Goal =>
From the entries below, work out the number of lines that hold the word "associate", and give that number alone.

Working data =>
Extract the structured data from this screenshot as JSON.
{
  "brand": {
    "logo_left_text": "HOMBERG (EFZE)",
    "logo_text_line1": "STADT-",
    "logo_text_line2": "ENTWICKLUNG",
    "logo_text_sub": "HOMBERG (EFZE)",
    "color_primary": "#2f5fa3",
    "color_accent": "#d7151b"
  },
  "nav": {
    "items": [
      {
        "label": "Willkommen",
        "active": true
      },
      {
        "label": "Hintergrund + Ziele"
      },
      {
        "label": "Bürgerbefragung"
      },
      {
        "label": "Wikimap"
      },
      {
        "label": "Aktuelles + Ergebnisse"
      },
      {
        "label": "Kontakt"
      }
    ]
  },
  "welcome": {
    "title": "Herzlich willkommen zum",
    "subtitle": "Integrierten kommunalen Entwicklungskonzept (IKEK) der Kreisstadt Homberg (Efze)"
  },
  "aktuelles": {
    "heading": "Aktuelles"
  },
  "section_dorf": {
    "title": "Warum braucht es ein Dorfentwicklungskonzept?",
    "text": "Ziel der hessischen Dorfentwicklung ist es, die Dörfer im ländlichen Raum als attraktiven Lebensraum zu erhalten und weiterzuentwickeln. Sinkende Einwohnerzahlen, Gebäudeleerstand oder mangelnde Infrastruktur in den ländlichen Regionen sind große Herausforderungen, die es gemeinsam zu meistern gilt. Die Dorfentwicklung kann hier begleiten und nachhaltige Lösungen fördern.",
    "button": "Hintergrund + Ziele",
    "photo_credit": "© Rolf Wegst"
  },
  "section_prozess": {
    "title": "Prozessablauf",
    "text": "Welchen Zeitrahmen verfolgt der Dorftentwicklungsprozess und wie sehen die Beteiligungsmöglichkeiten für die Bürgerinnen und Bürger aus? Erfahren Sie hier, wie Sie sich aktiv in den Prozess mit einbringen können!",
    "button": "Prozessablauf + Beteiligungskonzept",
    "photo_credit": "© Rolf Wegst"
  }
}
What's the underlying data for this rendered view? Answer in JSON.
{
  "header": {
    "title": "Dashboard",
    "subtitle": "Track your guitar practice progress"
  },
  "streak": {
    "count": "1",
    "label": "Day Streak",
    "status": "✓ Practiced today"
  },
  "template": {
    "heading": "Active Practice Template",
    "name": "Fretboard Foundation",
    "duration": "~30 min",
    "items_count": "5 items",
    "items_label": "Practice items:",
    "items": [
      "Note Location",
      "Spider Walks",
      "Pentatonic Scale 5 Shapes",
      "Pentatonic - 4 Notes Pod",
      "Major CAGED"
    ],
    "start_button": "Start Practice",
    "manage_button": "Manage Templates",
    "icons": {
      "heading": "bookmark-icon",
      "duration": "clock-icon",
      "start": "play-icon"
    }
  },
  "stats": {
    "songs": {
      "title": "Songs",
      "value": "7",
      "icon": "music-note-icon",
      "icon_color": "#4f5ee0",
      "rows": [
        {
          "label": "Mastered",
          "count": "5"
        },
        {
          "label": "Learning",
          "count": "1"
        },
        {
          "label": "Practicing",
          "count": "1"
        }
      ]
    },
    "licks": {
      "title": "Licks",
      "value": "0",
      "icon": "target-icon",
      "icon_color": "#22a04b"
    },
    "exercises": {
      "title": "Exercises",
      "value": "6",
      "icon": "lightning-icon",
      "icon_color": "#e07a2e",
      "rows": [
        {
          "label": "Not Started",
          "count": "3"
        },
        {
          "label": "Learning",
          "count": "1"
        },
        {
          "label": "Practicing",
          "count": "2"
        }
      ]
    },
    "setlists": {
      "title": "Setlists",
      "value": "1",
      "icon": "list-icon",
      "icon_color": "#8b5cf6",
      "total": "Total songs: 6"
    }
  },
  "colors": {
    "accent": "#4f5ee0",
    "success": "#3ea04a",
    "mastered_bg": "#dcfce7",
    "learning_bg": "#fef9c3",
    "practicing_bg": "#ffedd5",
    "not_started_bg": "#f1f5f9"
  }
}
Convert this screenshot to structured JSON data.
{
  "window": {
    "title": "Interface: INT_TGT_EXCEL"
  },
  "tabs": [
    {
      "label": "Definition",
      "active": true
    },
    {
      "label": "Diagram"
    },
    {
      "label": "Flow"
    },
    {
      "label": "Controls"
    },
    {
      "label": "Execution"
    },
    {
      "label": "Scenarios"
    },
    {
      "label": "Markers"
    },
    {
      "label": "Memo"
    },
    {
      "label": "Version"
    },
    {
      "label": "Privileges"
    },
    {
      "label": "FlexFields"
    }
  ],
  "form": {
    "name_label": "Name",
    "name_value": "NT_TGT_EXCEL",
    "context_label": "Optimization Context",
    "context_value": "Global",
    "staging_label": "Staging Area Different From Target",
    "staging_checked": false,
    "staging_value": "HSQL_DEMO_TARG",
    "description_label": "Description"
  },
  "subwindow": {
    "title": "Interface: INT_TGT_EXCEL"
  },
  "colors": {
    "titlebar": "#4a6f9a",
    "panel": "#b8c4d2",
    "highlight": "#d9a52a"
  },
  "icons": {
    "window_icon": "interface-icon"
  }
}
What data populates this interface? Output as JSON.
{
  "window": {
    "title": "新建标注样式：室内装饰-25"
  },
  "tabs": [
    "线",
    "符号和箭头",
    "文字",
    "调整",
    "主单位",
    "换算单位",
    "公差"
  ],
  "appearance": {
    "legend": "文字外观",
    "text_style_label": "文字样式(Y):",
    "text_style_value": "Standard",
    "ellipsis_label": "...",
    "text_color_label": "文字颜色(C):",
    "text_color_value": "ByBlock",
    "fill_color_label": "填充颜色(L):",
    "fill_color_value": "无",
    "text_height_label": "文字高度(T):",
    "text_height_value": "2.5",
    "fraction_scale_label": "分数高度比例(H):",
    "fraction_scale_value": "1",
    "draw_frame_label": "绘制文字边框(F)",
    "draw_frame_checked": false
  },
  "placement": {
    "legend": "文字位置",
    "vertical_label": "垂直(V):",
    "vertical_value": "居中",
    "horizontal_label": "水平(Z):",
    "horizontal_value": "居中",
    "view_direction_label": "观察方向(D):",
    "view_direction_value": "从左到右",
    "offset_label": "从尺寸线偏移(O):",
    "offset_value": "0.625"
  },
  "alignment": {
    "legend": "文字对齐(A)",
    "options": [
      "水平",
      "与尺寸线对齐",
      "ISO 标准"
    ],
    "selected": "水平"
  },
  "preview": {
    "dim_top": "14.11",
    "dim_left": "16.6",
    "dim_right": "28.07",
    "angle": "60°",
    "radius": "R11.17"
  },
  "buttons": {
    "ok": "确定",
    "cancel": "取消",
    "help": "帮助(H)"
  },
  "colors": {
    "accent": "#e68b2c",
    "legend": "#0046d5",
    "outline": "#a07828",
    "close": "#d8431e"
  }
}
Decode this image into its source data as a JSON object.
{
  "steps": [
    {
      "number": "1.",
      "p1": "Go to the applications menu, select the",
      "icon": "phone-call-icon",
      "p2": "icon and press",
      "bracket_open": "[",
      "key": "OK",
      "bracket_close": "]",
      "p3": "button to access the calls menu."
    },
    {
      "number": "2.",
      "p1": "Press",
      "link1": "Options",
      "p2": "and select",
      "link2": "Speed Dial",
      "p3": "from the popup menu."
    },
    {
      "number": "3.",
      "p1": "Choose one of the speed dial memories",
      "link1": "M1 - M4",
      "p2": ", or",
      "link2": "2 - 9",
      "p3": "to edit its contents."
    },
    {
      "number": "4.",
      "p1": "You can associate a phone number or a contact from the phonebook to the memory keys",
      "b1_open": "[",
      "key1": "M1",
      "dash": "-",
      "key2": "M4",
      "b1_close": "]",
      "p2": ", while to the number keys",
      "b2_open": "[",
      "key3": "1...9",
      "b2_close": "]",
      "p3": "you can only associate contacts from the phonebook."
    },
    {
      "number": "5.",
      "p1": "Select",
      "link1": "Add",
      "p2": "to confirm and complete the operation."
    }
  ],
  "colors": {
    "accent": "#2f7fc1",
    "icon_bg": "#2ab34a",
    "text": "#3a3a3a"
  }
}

Answer to the problem =>
2